> Document extract

----------------

That last paragraph is all about the first person singular. How boring. That is one of the reasons this singular person is returning to the Bloggosphere; there is so much wonderfully interesting stuff out there, outside of the Id and Ego, which, as a writer, one positively aches to share. Let me begin by re-posting one of the first pieces I wrote here a couple of years ago, which got lost in the WordPress jungle. It is not by bread alone we live, but by Fascinating Articles.
When travelling on the Cork-Dublin train to visit her sisters in Dublin or journalistic colleagues at the Irish Press office on Burgh Quay, my mother would catch up with reading newspapers, particularly the features-rich British Sundays. She was known to accost strangers seated near her on the train, regardless of age or gender, pushing a folded paper across the table and pronouncing “Fascinating article, you should read it.” When her fellow passenger cast an eye across the page, nodded and resumed looking out the window, she would stab the headline with her forefinger and say “No, you must read it now!”
“Fascinatingarticle” has become a byword in our family for anything interesting in any medium and I have inherited the compulsion to cut and keep and pass on fascinatingarticles. No newspaper can ever be thrown out unless I have gone through it, cut out anything relevant and stacked it for filing. A visiting friend opened a hinged foot-rest by a sofa in our living room and discovered it full of newspapers – American, English, Irish, Swiss, Canadian, Singaporean – some going back to 1997. At their raised eyebrow, which implied that the contents should be ditched forthwith and pronto I slammed the box shut protesting “No, no, I haven’t gone through them yet”.
The papers ….and then some….had come with us to France when we moved from Ireland in 2000-2007-ish and been partly responsible for the extra charges incurred when our removal van was stopped at the Weigh Station in Liverpool docks and 13 boxes of books removed into storage by Her Magesty’s Customs, to be collected and delivered later as they were deemed too heavy for one trip.
I am not the only one burdened with enthusiasm for well-presented information and particularly the urge to store it for future reference or pass it on. I am the woman in the New Yorker cartoon, brandishing a scissors over a newspaper spread out on a kitchen table telling her bemused husband “I’m taking articles out of the newspaper while we still can”….or the woman surrounded by piles of paper, in the centre of which she is just visible, cheerfully saying “I’m working on my piling.” In an interview with Studs Terkel a few years back …..well maybe it was a decade….the celebrated broadcaster who was then maybe 88 years old, said he couldn’t die yet because he hadn’t finished his filing. I often wonder if he had it all organized before he was filed away himself in October 2008.
We all have our preoccupations and some have tamed their hoards of knowledge. I know just two people who have the confidence in technology and the discipline to destroy hard copies of printed articles. An entomologist of my acquaintance – a world authority on bird strikes by trade and a twitcher by inclination – reads everything ever written about ticks, fleas and aviation, plus international bird spotting figures, scanning the original print and storing the pieces electronically. Not long after he returned from his sojourn in Washington for the Irish national broadcaster RTE, I asked journalist Mark Little how he stored all the news and historical references he might want from both sides of the Atlantic. “I don’t keep files any more” he replied “all the information one needs is on the Internet.”

----------------

> Data section
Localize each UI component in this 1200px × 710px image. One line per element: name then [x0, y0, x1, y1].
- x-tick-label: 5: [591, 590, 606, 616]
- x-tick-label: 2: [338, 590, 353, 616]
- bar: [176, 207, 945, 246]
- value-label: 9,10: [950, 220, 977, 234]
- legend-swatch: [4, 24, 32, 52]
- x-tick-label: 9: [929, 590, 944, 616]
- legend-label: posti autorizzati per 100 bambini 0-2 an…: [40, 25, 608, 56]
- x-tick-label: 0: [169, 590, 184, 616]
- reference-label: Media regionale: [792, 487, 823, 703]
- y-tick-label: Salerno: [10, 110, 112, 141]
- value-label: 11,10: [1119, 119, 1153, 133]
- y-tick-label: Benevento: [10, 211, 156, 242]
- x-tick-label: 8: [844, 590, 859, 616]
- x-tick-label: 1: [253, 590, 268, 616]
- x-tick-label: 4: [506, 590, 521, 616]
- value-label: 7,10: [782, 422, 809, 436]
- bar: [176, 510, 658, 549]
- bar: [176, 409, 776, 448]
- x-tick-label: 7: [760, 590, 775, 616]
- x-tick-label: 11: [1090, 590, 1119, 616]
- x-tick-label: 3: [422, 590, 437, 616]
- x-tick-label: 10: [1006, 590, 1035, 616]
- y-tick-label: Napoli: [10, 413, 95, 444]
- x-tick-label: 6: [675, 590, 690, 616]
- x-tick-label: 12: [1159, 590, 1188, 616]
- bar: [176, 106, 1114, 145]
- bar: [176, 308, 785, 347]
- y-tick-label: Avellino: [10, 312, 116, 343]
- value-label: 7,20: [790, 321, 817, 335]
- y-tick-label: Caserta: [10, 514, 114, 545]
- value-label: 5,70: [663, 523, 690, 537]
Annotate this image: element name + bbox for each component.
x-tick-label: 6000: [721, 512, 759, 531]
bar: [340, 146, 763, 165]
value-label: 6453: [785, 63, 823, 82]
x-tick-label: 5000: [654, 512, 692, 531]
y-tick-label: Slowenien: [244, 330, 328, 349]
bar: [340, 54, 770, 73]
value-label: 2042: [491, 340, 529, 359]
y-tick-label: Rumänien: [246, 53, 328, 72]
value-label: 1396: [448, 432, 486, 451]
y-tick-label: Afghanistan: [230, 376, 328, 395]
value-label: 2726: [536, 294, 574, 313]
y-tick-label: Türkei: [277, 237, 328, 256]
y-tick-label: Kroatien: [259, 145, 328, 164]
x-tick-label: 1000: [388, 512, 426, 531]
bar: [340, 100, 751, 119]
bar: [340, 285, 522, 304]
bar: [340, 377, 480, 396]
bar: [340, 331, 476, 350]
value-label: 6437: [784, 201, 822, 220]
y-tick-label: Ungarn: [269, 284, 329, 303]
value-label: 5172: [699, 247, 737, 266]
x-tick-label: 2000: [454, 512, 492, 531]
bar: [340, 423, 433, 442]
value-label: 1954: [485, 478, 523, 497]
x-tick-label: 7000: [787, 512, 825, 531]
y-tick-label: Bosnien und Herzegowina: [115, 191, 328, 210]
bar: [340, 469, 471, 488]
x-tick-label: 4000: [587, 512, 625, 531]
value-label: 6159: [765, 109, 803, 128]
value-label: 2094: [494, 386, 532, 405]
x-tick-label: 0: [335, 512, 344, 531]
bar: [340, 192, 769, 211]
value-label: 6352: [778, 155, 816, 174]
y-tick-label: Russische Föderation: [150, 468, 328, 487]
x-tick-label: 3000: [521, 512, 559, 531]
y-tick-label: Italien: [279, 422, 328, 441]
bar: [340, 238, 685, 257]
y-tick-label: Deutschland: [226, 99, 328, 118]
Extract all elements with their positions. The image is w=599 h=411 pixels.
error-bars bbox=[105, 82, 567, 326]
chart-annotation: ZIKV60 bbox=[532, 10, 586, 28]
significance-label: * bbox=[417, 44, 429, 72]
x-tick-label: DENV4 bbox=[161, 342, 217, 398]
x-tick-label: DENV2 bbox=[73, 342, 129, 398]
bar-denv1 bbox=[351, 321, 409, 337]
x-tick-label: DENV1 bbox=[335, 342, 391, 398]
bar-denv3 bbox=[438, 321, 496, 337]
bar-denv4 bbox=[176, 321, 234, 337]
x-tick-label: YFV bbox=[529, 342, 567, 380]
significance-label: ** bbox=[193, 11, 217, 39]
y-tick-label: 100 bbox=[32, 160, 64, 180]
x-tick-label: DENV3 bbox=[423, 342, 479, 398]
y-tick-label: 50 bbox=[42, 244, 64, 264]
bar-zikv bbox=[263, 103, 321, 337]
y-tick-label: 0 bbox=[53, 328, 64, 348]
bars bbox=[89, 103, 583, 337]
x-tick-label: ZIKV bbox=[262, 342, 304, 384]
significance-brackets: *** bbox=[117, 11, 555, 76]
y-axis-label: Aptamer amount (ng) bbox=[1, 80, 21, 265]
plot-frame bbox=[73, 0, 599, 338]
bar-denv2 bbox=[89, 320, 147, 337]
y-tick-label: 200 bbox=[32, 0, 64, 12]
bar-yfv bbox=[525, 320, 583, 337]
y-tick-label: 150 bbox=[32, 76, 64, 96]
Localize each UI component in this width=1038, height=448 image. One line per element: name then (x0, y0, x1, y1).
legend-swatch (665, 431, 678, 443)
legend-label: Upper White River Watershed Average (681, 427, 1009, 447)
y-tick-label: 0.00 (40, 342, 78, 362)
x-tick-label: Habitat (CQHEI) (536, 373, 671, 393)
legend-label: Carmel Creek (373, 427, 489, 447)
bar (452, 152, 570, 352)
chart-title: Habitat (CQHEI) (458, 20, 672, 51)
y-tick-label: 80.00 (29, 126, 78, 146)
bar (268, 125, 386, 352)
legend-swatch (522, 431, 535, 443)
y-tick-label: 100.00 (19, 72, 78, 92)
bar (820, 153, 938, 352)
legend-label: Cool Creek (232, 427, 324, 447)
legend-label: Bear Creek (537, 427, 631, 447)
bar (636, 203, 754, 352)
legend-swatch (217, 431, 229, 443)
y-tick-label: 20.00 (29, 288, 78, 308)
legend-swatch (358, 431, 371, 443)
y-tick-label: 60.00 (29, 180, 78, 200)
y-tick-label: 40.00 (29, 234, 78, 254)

----------------

> What to work on
1. According to the essay on saving newspaper articles, how many boxes of books did Her Majesty's Customs remove into storage at the Liverpool docks?
2. Extend the essay on saving newspaper articles, picking up after its final sentence.
The records are separate material and have nothing to do with the essay on saving newspaper articles.

> Answers to the exercises
1. Thirteen boxes.

2.
My mother died aged 90 in 2006 but I still have a yellow A4 folder with her handwritten label, dated 1/8/88 which reads “Shreds and Patches: Hardy, Swift, Bloomsbury, Flann O”Brien etc. plus some basic recipes” Looking at it now on my desk, I cannot but re-use the folder and have added “Barbarossa+Pirates. Les Insoumises. New Natural Fibres” (all but Hardy would probably approve of their new page-mates, though given his agricultural roots, even he might find the one on ‘new natural fibres’ a fascinatingarticle) Yes, I too could have a scanner – in fact there’s probably one in the house already, but I just don’t know what it looks like, not to mind how to turn it on. But then I wouldn’t have the paper….the lovely paper, yellow and velvety with age. And besides, you can’t swat flies with a laptop.
But maybe I should give in, give up and scan. Not only are we ourselves fascinated to the point of obsession with collecting and keeping pieces of paper, but also, like all addicts somewhat embarrassed and repelled by our own compulsion, we are also fascinated and repelled by stories of other hoarders. “Homer and Langley” by E L Doctorow is a fictional re-telling of the true story of the upper-middle class Manhattan brothers Homer and Langley Collyer whose decaying bodies were found in 1947 buried in their New York brownstone home under over one hundred tons of trash, mainly countless stacks of newspapers which had ….”like some slow flow of lava, brimmed out of Langley’s study.”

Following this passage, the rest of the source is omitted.